- Directive -
Each line that holds the word "welfare" is to be identified and copied.
━━━ Given records ━━━
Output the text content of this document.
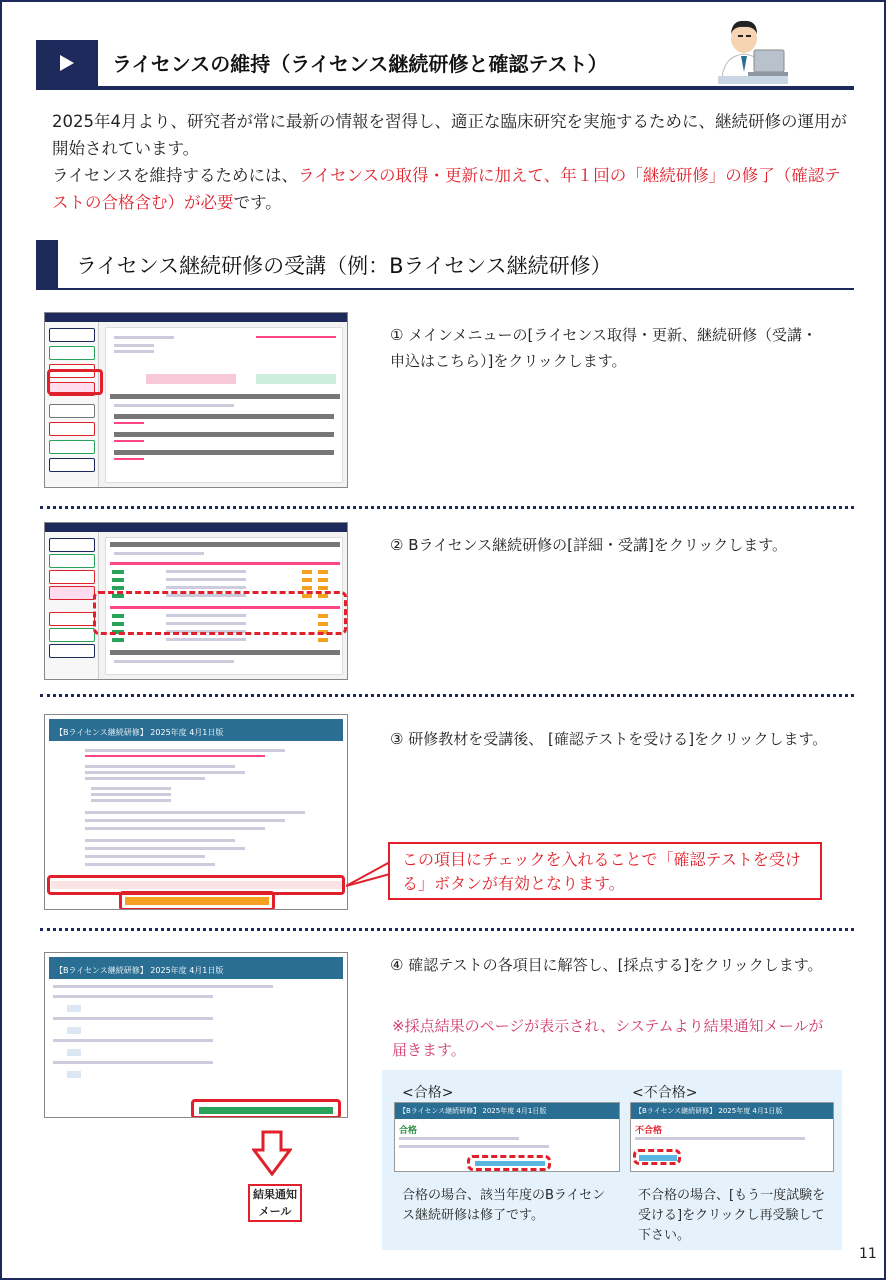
ライセンスの維持（ライセンス継続研修と確認テスト）
2025年4月より、研究者が常に最新の情報を習得し、適正な臨床研究を実施するために、継続研修の運用が開始されています。
ライセンスを維持するためには、ライセンスの取得・更新に加えて、年１回の「継続研修」の修了（確認テストの合格含む）が必要です。
ライセンス継続研修の受講（例：Bライセンス継続研修）
① メインメニューの[ライセンス取得・更新、継続研修（受講・申込はこちら）]をクリックします。
② Bライセンス継続研修の[詳細・受講]をクリックします。
【Bライセンス継続研修】 2025年度 4月1日版	③ 研修教材を受講後、 [確認テストを受ける]をクリックします。
この項目にチェックを入れることで「確認テストを受ける」ボタンが有効となります。
【Bライセンス継続研修】 2025年度 4月1日版	④ 確認テストの各項目に解答し、[採点する]をクリックします。
※採点結果のページが表示され、システムより結果通知メールが届きます。
結果通知
メール
<合格>	<不合格>
【Bライセンス継続研修】 2025年度 4月1日版
合格
【Bライセンス継続研修】 2025年度 4月1日版
不合格
合格の場合、該当年度のBライセンス継続研修は修了です。
不合格の場合、[もう一度試験を受ける]をクリックし再受験して下さい。
11
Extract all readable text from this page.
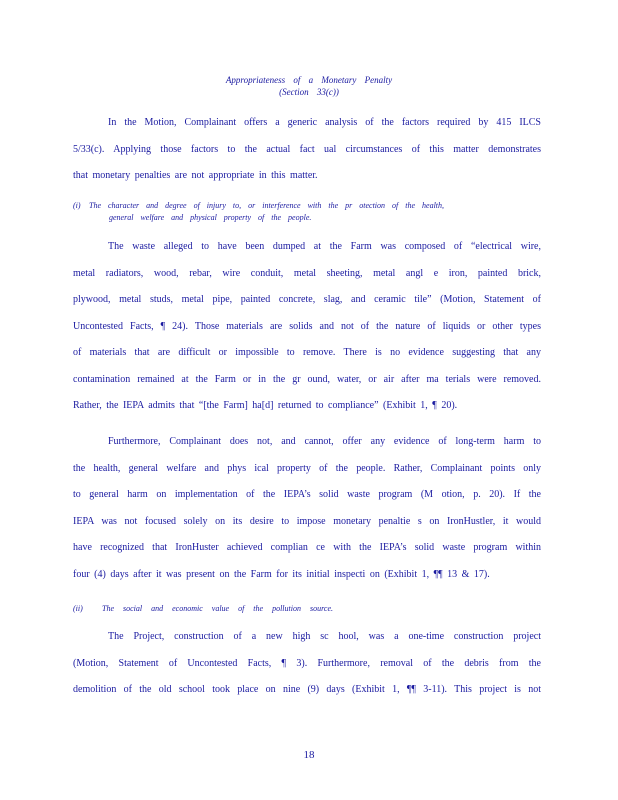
Appropriateness of a Monetary Penalty
(Section 33(c))
In the Motion, Complainant offers a generic analysis of the factors required by 415 ILCS
5/33(c). Applying those factors to the actual fact ual circumstances of this matter demonstrates
that monetary penalties are not appropriate in this matter.
(i) The character and degree of injury to, or interference with the pr otection of the health,
general welfare and physical property of the people.
The waste alleged to have been dumped at the Farm was composed of “electrical wire,
metal radiators, wood, rebar, wire conduit, metal sheeting, metal angl e iron, painted brick,
plywood, metal studs, metal pipe, painted concrete, slag, and ceramic tile” (Motion, Statement of
Uncontested Facts, ¶ 24). Those materials are solids and not of the nature of liquids or other types
of materials that are difficult or impossible to remove. There is no evidence suggesting that any
contamination remained at the Farm or in the gr ound, water, or air after ma terials were removed.
Rather, the IEPA admits that “[the Farm] ha[d] returned to compliance” (Exhibit 1, ¶ 20).
Furthermore, Complainant does not, and cannot, offer any evidence of long-term harm to
the health, general welfare and phys ical property of the people. Rather, Complainant points only
to general harm on implementation of the IEPA’s solid waste program (M otion, p. 20). If the
IEPA was not focused solely on its desire to impose monetary penaltie s on IronHustler, it would
have recognized that IronHuster achieved complian ce with the IEPA’s solid waste program within
four (4) days after it was present on the Farm for its initial inspecti on (Exhibit 1, ¶¶ 13 & 17).
(ii) The social and economic value of the pollution source.
The Project, construction of a new high sc hool, was a one-time construction project
(Motion, Statement of Uncontested Facts, ¶ 3). Furthermore, removal of the debris from the
demolition of the old school took place on nine (9) days (Exhibit 1, ¶¶ 3-11). This project is not
18
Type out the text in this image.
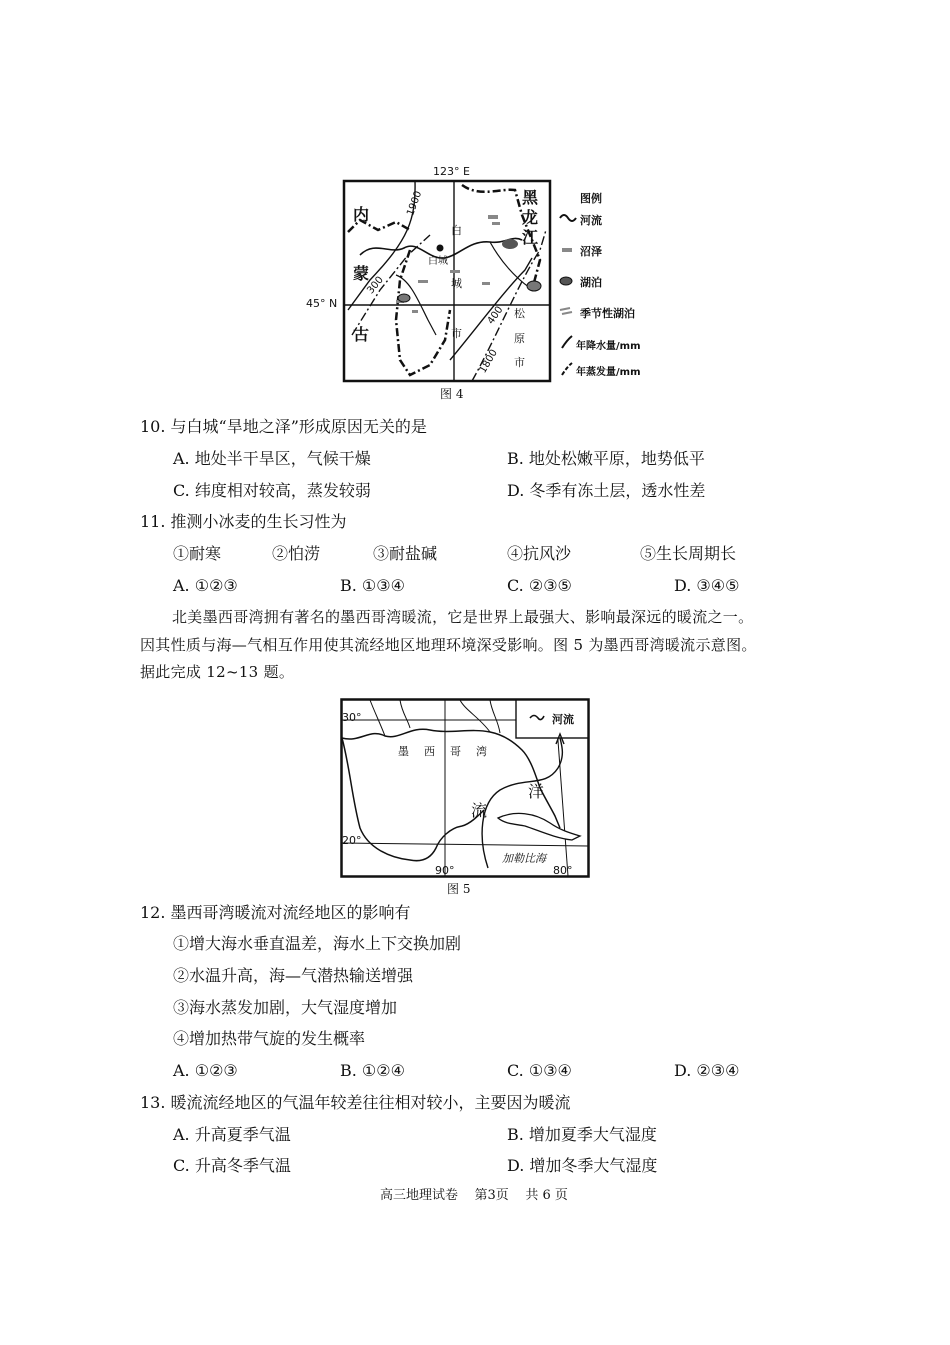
123° E
45° N
内
蒙
古
黑
龙
江
白
城
市
松
原
市
白城
1900
300
400
1800
图例
河流
沼泽
湖泊
季节性湖泊
年降水量/mm
年蒸发量/mm
图 4
10. 与白城“旱地之泽”形成原因无关的是
A. 地处半干旱区，气候干燥	B. 地处松嫩平原，地势低平
C. 纬度相对较高，蒸发较弱	D. 冬季有冻土层，透水性差
11. 推测小冰麦的生长习性为
①耐寒	②怕涝	③耐盐碱	④抗风沙	⑤生长周期长
A. ①②③	B. ①③④	C. ②③⑤	D. ③④⑤
北美墨西哥湾拥有著名的墨西哥湾暖流，它是世界上最强大、影响最深远的暖流之一。
因其性质与海—气相互作用使其流经地区地理环境深受影响。图 5 为墨西哥湾暖流示意图。
据此完成 12~13 题。
30°
20°
90°	80°
河流
墨 西 哥 湾
流
洋
加勒比海
图 5
12. 墨西哥湾暖流对流经地区的影响有
①增大海水垂直温差，海水上下交换加剧
②水温升高，海—气潜热输送增强
③海水蒸发加剧，大气湿度增加
④增加热带气旋的发生概率
A. ①②③	B. ①②④	C. ①③④	D. ②③④
13. 暖流流经地区的气温年较差往往相对较小，主要因为暖流
A. 升高夏季气温	B. 增加夏季大气湿度
C. 升高冬季气温	D. 增加冬季大气湿度
高三地理试卷    第3页    共 6 页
━━━
- Correct answer -
general welfare and physical property of the people.
the health, general welfare and phys ical property of the people. Rather, Complainant points only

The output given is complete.